- SET PROBLEM: Retype, exactly and with nothing added, the lines from the one showing "Transcribe this image's" through the final line of the material. Omit pictures.

- GIVEN ENTRIES:
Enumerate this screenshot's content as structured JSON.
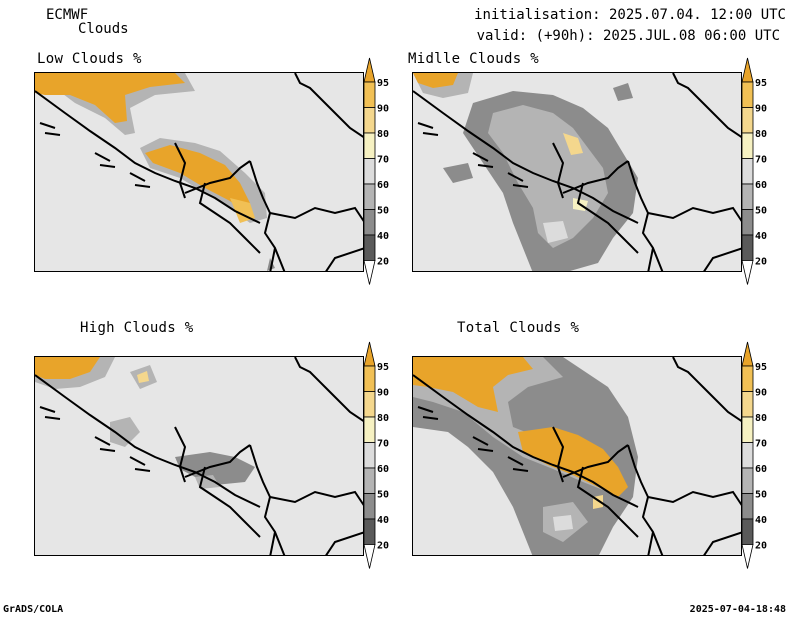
{
  "header": {
    "model": "ECMWF",
    "product": "Clouds",
    "init": "initialisation: 2025.07.04. 12:00 UTC",
    "valid": "valid: (+90h): 2025.JUL.08 06:00 UTC"
  },
  "panels": [
    {
      "title": "Low Clouds %"
    },
    {
      "title": "Midlle Clouds %"
    },
    {
      "title": "High Clouds %"
    },
    {
      "title": "Total Clouds %"
    }
  ],
  "colorbar": {
    "levels": [
      "95",
      "90",
      "80",
      "70",
      "60",
      "50",
      "40",
      "20"
    ],
    "colors": [
      "#e8a42a",
      "#f1c055",
      "#f4d78d",
      "#f6f1c2",
      "#dcdcdc",
      "#b4b4b4",
      "#8c8c8c",
      "#5a5a5a",
      "#ffffff"
    ]
  },
  "footer": {
    "left": "GrADS/COLA",
    "right": "2025-07-04-18:48"
  }
}
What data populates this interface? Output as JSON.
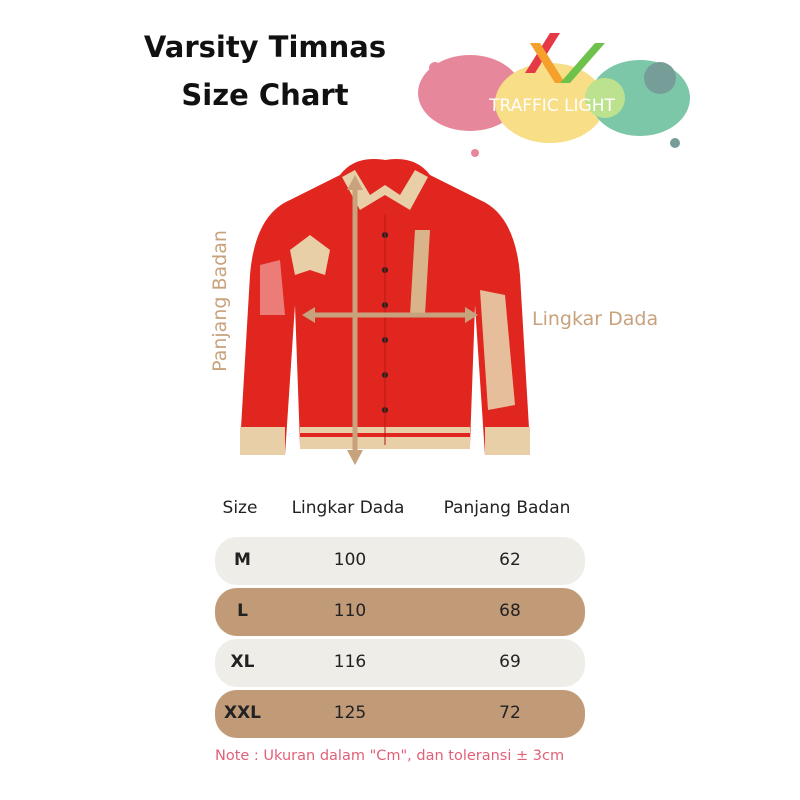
{
  "title": {
    "line1": "Varsity Timnas",
    "line2": "Size Chart"
  },
  "logo": {
    "text": "TRAFFIC LIGHT"
  },
  "measurements": {
    "length_label": "Panjang Badan",
    "chest_label": "Lingkar Dada",
    "arrow_color": "#c8a27c"
  },
  "table": {
    "headers": [
      "Size",
      "Lingkar Dada",
      "Panjang Badan"
    ],
    "rows": [
      {
        "size": "M",
        "chest": "100",
        "length": "62",
        "color": "#efede7"
      },
      {
        "size": "L",
        "chest": "110",
        "length": "68",
        "color": "#c19a78"
      },
      {
        "size": "XL",
        "chest": "116",
        "length": "69",
        "color": "#efede7"
      },
      {
        "size": "XXL",
        "chest": "125",
        "length": "72",
        "color": "#c19a78"
      }
    ]
  },
  "note": "Note : Ukuran dalam \"Cm\", dan toleransi ± 3cm"
}
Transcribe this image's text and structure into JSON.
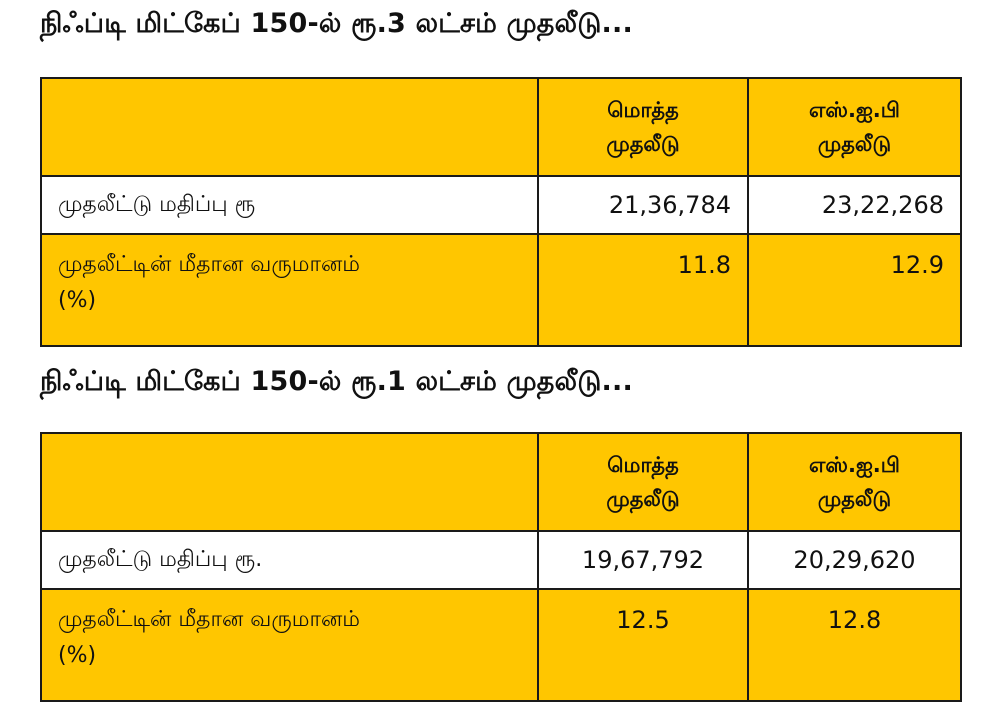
{
  "tables": [
    {
      "heading": "நிஃப்டி மிட்கேப் 150-ல் ரூ.3 லட்சம் முதலீடு...",
      "col1_line1": "மொத்த",
      "col1_line2": "முதலீடு",
      "col2_line1": "எஸ்.ஐ.பி",
      "col2_line2": "முதலீடு",
      "row1_label": "முதலீட்டு மதிப்பு ரூ",
      "row1_col1": "21,36,784",
      "row1_col2": "23,22,268",
      "row2_label_line1": "முதலீட்டின் மீதான வருமானம்",
      "row2_label_line2": "(%)",
      "row2_col1": "11.8",
      "row2_col2": "12.9"
    },
    {
      "heading": "நிஃப்டி மிட்கேப் 150-ல் ரூ.1 லட்சம் முதலீடு...",
      "col1_line1": "மொத்த",
      "col1_line2": "முதலீடு",
      "col2_line1": "எஸ்.ஐ.பி",
      "col2_line2": "முதலீடு",
      "row1_label": "முதலீட்டு மதிப்பு ரூ.",
      "row1_col1": "19,67,792",
      "row1_col2": "20,29,620",
      "row2_label_line1": "முதலீட்டின் மீதான வருமானம்",
      "row2_label_line2": "(%)",
      "row2_col1": "12.5",
      "row2_col2": "12.8"
    }
  ],
  "colors": {
    "header_fill": "#ffc600",
    "border": "#1a1a1a"
  }
}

- ANSWER TO THE TASK:
Transcribe this image's text and structure into JSON.
{
  "tables": [
    {
      "heading": "நிஃப்டி மிட்கேப் 150-ல் ரூ.3 லட்சம் முதலீடு...",
      "col1_line1": "மொத்த",
      "col1_line2": "முதலீடு",
      "col2_line1": "எஸ்.ஐ.பி",
      "col2_line2": "முதலீடு",
      "row1_label": "முதலீட்டு மதிப்பு ரூ",
      "row1_col1": "21,36,784",
      "row1_col2": "23,22,268",
      "row2_label_line1": "முதலீட்டின் மீதான வருமானம்",
      "row2_label_line2": "(%)",
      "row2_col1": "11.8",
      "row2_col2": "12.9"
    },
    {
      "heading": "நிஃப்டி மிட்கேப் 150-ல் ரூ.1 லட்சம் முதலீடு...",
      "col1_line1": "மொத்த",
      "col1_line2": "முதலீடு",
      "col2_line1": "எஸ்.ஐ.பி",
      "col2_line2": "முதலீடு",
      "row1_label": "முதலீட்டு மதிப்பு ரூ.",
      "row1_col1": "19,67,792",
      "row1_col2": "20,29,620",
      "row2_label_line1": "முதலீட்டின் மீதான வருமானம்",
      "row2_label_line2": "(%)",
      "row2_col1": "12.5",
      "row2_col2": "12.8"
    }
  ],
  "colors": {
    "header_fill": "#ffc600",
    "border": "#1a1a1a"
  }
}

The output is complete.